* Task requirements
Can you write out, word for word, every line in the items below from the one containing "Extract all elements" down to the one containing "total-value: 20,747,785.00 bbox=[607, 623, 754, 642]", both included?

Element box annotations
--- Begin ---
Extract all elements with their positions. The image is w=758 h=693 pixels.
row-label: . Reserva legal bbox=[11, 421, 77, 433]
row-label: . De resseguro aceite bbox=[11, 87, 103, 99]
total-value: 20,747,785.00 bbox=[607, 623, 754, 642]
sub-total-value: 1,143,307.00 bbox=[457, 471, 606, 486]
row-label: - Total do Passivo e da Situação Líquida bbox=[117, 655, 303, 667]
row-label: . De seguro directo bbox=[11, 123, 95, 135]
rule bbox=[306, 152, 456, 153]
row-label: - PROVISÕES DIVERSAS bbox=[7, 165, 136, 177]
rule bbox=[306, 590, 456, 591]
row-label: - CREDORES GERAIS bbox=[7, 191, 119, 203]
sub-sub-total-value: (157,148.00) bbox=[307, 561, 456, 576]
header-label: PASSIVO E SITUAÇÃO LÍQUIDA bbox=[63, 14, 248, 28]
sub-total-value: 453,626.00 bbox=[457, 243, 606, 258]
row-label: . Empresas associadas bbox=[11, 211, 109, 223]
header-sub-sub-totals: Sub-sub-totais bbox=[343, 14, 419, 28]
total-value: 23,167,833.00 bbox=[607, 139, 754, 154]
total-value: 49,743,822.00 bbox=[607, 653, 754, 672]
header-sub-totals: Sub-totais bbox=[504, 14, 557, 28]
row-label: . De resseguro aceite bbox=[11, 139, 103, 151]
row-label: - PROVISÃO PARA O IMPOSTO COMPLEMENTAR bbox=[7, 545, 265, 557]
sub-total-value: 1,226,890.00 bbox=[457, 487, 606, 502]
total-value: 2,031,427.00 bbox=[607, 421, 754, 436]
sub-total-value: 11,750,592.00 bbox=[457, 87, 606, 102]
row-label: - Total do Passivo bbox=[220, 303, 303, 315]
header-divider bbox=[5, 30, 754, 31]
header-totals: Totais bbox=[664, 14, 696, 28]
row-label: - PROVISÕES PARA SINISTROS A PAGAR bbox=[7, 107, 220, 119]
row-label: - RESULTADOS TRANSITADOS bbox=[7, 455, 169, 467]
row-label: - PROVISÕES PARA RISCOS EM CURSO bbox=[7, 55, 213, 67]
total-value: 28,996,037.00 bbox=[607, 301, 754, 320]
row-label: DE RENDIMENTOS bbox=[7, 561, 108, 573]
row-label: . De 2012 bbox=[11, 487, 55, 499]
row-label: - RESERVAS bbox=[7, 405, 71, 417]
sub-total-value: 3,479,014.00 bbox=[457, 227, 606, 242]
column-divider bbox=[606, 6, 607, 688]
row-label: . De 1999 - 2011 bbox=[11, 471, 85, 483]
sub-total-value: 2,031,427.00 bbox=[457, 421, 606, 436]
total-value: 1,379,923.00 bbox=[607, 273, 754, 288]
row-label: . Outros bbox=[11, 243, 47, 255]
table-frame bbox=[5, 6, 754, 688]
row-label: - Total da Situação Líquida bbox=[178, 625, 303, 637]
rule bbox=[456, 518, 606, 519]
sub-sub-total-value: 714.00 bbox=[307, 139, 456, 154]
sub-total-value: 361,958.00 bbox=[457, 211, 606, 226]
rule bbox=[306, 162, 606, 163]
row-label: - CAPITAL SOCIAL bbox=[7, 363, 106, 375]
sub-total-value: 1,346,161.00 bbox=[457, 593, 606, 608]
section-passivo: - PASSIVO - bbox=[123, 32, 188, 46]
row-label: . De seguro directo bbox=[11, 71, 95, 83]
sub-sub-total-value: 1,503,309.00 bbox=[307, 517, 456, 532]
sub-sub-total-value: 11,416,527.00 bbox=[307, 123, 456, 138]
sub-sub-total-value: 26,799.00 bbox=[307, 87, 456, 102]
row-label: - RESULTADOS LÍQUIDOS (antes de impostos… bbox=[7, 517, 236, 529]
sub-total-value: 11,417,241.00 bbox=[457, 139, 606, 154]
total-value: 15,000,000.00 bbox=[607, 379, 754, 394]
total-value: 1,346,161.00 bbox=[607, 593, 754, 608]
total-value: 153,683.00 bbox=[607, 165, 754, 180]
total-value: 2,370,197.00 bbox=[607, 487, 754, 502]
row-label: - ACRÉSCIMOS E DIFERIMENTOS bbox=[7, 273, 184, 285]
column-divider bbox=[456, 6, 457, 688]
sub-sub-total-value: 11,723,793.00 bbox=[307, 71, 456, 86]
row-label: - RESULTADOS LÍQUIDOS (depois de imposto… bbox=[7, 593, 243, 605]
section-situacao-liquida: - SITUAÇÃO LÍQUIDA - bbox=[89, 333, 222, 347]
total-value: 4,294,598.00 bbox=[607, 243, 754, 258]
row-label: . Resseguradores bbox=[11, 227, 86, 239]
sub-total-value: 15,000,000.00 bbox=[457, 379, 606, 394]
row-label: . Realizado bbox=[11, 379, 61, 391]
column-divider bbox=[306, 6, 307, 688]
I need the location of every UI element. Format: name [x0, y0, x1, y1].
--- End ---
--- Begin ---
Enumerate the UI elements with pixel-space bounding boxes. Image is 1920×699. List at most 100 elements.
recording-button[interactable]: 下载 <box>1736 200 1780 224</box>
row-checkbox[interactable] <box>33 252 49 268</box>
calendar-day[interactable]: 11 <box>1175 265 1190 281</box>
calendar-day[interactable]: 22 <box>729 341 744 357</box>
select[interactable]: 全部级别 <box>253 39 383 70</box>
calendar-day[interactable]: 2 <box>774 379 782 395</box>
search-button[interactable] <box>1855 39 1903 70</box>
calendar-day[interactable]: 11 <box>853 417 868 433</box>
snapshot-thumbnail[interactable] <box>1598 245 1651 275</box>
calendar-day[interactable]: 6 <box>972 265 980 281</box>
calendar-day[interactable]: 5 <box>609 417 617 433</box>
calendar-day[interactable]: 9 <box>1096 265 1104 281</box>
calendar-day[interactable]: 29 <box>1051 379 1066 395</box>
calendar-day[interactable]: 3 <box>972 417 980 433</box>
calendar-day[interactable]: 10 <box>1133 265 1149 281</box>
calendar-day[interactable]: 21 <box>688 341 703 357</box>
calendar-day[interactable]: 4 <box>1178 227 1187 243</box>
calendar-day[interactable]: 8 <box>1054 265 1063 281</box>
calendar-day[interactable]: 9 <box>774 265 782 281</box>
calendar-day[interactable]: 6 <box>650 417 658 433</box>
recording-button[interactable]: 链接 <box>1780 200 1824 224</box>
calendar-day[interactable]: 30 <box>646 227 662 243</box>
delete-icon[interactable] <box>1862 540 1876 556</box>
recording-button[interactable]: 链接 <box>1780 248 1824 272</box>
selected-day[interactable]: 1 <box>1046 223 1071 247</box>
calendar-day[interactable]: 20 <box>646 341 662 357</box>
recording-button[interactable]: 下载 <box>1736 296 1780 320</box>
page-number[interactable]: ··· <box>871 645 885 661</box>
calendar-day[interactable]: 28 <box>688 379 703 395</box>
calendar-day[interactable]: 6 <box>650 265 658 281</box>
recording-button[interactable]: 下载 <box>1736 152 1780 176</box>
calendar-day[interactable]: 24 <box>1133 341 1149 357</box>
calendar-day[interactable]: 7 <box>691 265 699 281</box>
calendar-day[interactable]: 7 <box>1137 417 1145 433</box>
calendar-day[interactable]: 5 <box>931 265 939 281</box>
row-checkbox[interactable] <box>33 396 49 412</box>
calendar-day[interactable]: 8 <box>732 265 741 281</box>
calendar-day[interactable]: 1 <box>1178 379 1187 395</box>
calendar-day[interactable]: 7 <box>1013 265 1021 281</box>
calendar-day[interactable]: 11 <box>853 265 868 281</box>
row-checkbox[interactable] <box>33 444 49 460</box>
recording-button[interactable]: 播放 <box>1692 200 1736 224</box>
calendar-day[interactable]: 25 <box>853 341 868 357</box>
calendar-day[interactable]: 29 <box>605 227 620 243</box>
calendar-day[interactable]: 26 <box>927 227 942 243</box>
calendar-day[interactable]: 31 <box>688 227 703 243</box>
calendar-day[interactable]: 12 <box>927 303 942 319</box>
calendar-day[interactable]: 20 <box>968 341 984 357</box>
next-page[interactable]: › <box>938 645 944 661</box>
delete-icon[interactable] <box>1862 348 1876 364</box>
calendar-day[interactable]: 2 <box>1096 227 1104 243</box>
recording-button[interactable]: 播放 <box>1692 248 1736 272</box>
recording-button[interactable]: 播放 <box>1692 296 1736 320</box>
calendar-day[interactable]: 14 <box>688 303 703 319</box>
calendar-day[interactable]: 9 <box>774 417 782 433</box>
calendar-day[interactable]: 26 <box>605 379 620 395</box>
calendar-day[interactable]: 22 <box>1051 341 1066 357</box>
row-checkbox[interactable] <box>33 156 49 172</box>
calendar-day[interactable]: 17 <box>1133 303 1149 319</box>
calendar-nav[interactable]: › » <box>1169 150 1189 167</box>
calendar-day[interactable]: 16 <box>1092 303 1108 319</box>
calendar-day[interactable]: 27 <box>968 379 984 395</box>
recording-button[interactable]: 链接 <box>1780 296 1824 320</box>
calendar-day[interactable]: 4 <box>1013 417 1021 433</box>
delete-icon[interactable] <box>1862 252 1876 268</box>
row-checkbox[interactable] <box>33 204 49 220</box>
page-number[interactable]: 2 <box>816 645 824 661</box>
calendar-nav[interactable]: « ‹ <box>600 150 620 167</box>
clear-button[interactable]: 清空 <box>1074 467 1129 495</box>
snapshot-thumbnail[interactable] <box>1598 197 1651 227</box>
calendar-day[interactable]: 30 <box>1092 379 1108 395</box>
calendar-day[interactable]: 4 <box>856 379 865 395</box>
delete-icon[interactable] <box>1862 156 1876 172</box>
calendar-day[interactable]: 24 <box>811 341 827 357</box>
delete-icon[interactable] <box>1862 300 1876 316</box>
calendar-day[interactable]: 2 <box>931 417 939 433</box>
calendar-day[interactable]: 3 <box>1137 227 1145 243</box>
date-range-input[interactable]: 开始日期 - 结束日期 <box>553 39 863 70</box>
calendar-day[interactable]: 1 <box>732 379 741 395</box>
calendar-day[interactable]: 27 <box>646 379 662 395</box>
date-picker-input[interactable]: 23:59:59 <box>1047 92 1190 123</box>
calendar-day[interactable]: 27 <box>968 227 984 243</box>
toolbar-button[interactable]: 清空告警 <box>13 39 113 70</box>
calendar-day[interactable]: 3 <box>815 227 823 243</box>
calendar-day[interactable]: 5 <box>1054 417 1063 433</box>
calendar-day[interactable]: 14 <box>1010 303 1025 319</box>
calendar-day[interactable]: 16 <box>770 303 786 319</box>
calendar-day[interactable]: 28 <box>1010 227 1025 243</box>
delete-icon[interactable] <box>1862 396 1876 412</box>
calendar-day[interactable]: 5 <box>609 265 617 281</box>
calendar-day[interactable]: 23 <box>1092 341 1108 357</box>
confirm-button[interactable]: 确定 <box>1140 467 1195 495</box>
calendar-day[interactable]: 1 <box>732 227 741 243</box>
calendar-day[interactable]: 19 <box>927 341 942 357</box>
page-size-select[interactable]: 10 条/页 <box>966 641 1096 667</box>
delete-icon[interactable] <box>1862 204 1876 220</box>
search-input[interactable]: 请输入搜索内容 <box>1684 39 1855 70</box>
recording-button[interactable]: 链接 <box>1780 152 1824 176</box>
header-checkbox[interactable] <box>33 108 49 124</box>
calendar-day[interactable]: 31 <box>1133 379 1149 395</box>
--- End ---
--- Begin ---
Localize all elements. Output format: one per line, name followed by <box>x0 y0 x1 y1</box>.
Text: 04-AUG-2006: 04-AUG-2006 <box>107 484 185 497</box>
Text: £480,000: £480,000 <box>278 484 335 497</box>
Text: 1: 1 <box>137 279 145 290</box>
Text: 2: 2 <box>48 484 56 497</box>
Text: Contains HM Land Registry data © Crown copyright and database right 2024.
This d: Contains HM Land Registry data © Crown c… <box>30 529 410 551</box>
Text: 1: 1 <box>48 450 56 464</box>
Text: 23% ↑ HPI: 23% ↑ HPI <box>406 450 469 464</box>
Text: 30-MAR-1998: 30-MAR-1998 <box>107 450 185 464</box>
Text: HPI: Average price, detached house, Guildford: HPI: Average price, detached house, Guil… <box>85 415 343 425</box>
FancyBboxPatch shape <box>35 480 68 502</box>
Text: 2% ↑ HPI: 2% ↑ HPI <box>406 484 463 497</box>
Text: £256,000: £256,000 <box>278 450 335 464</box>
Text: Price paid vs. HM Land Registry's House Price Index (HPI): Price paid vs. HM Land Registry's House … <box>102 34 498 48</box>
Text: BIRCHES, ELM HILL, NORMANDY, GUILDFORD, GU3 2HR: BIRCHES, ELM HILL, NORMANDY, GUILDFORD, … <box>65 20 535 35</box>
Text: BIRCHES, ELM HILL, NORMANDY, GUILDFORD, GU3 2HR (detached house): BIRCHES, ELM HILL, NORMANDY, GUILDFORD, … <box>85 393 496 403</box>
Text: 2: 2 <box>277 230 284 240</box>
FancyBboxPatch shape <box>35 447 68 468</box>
--- End ---
* Solution for this problem
Extract all elements with their positions. The image is w=758 h=693 pixels.
row-label: . Reserva legal bbox=[11, 421, 77, 433]
row-label: . De resseguro aceite bbox=[11, 87, 103, 99]
total-value: 20,747,785.00 bbox=[607, 623, 754, 642]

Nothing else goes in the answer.